## Task directions:
Reproduce every entry below precisely; do not include the pictures.

## Material to process:

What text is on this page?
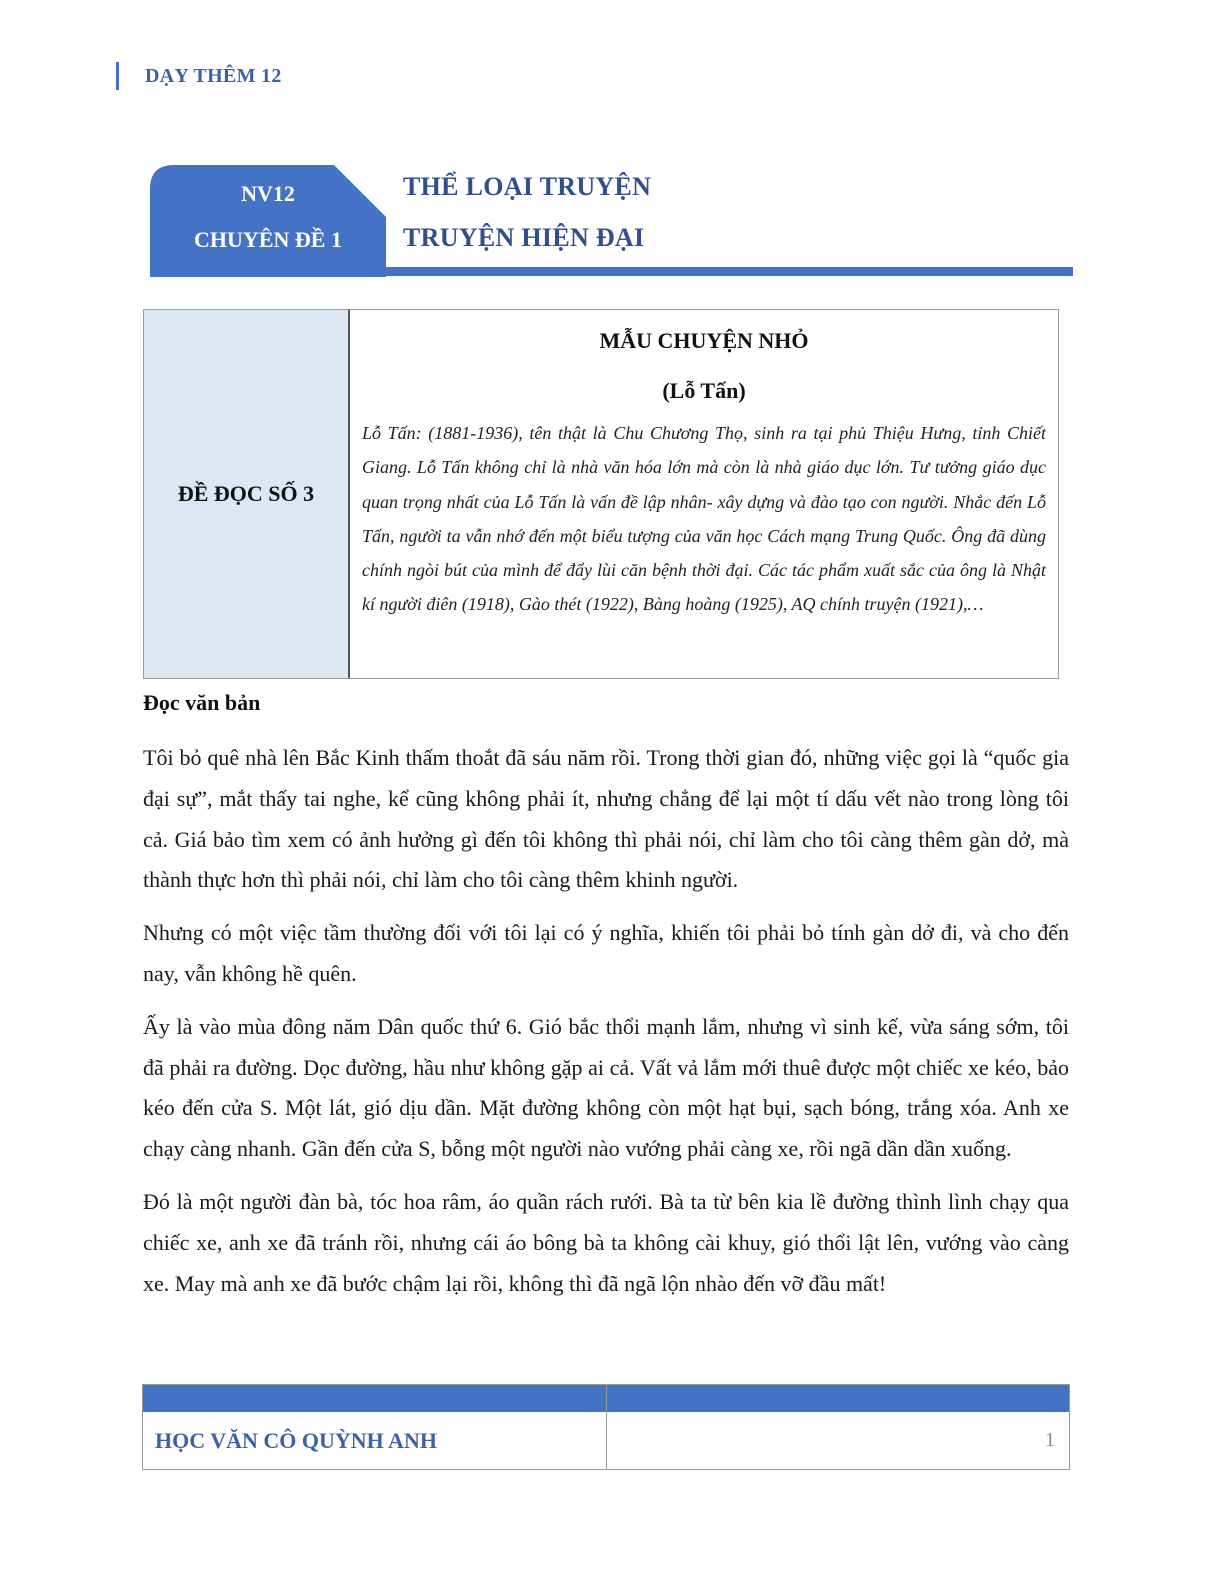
DẠY THÊM 12
NV12
CHUYÊN ĐỀ 1
THỂ LOẠI TRUYỆN
TRUYỆN HIỆN ĐẠI
ĐỀ ĐỌC SỐ 3
MẪU CHUYỆN NHỎ
(Lỗ Tấn)
Lỗ Tấn: (1881-1936), tên thật là Chu Chương Thọ, sinh ra tại phủ Thiệu Hưng, tỉnh Chiết Giang. Lỗ Tấn không chỉ là nhà văn hóa lớn mà còn là nhà giáo dục lớn. Tư tưởng giáo dục quan trọng nhất của Lỗ Tấn là vấn đề lập nhân- xây dựng và đào tạo con người. Nhắc đến Lỗ Tấn, người ta vẫn nhớ đến một biểu tượng của văn học Cách mạng Trung Quốc. Ông đã dùng chính ngòi bút của mình để đẩy lùi căn bệnh thời đại. Các tác phẩm xuất sắc của ông là Nhật kí người điên (1918), Gào thét (1922), Bàng hoàng (1925), AQ chính truyện (1921),…
Đọc văn bản

Tôi bỏ quê nhà lên Bắc Kinh thấm thoắt đã sáu năm rồi. Trong thời gian đó, những việc gọi là “quốc gia đại sự”, mắt thấy tai nghe, kể cũng không phải ít, nhưng chẳng để lại một tí dấu vết nào trong lòng tôi cả. Giá bảo tìm xem có ảnh hưởng gì đến tôi không thì phải nói, chỉ làm cho tôi càng thêm gàn dở, mà thành thực hơn thì phải nói, chỉ làm cho tôi càng thêm khinh người.

Nhưng có một việc tầm thường đối với tôi lại có ý nghĩa, khiến tôi phải bỏ tính gàn dở đi, và cho đến nay, vẫn không hề quên.

Ấy là vào mùa đông năm Dân quốc thứ 6. Gió bắc thổi mạnh lắm, nhưng vì sinh kế, vừa sáng sớm, tôi đã phải ra đường. Dọc đường, hầu như không gặp ai cả. Vất vả lắm mới thuê được một chiếc xe kéo, bảo kéo đến cửa S. Một lát, gió dịu dần. Mặt đường không còn một hạt bụi, sạch bóng, trắng xóa. Anh xe chạy càng nhanh. Gần đến cửa S, bỗng một người nào vướng phải càng xe, rồi ngã dần dần xuống.

Đó là một người đàn bà, tóc hoa râm, áo quần rách rưới. Bà ta từ bên kia lề đường thình lình chạy qua chiếc xe, anh xe đã tránh rồi, nhưng cái áo bông bà ta không cài khuy, gió thổi lật lên, vướng vào càng xe. May mà anh xe đã bước chậm lại rồi, không thì đã ngã lộn nhào đến vỡ đầu mất!

HỌC VĂN CÔ QUỲNH ANH	1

## Result below:
What text is on this page?
DẠY THÊM 12
NV12
CHUYÊN ĐỀ 1
THỂ LOẠI TRUYỆN
TRUYỆN HIỆN ĐẠI
ĐỀ ĐỌC SỐ 3
MẪU CHUYỆN NHỎ
(Lỗ Tấn)
Lỗ Tấn: (1881-1936), tên thật là Chu Chương Thọ, sinh ra tại phủ Thiệu Hưng, tỉnh Chiết Giang. Lỗ Tấn không chỉ là nhà văn hóa lớn mà còn là nhà giáo dục lớn. Tư tưởng giáo dục quan trọng nhất của Lỗ Tấn là vấn đề lập nhân- xây dựng và đào tạo con người. Nhắc đến Lỗ Tấn, người ta vẫn nhớ đến một biểu tượng của văn học Cách mạng Trung Quốc. Ông đã dùng chính ngòi bút của mình để đẩy lùi căn bệnh thời đại. Các tác phẩm xuất sắc của ông là Nhật kí người điên (1918), Gào thét (1922), Bàng hoàng (1925), AQ chính truyện (1921),…
Đọc văn bản

Tôi bỏ quê nhà lên Bắc Kinh thấm thoắt đã sáu năm rồi. Trong thời gian đó, những việc gọi là “quốc gia đại sự”, mắt thấy tai nghe, kể cũng không phải ít, nhưng chẳng để lại một tí dấu vết nào trong lòng tôi cả. Giá bảo tìm xem có ảnh hưởng gì đến tôi không thì phải nói, chỉ làm cho tôi càng thêm gàn dở, mà thành thực hơn thì phải nói, chỉ làm cho tôi càng thêm khinh người.

Nhưng có một việc tầm thường đối với tôi lại có ý nghĩa, khiến tôi phải bỏ tính gàn dở đi, và cho đến nay, vẫn không hề quên.

Ấy là vào mùa đông năm Dân quốc thứ 6. Gió bắc thổi mạnh lắm, nhưng vì sinh kế, vừa sáng sớm, tôi đã phải ra đường. Dọc đường, hầu như không gặp ai cả. Vất vả lắm mới thuê được một chiếc xe kéo, bảo kéo đến cửa S. Một lát, gió dịu dần. Mặt đường không còn một hạt bụi, sạch bóng, trắng xóa. Anh xe chạy càng nhanh. Gần đến cửa S, bỗng một người nào vướng phải càng xe, rồi ngã dần dần xuống.

Đó là một người đàn bà, tóc hoa râm, áo quần rách rưới. Bà ta từ bên kia lề đường thình lình chạy qua chiếc xe, anh xe đã tránh rồi, nhưng cái áo bông bà ta không cài khuy, gió thổi lật lên, vướng vào càng xe. May mà anh xe đã bước chậm lại rồi, không thì đã ngã lộn nhào đến vỡ đầu mất!

HỌC VĂN CÔ QUỲNH ANH	1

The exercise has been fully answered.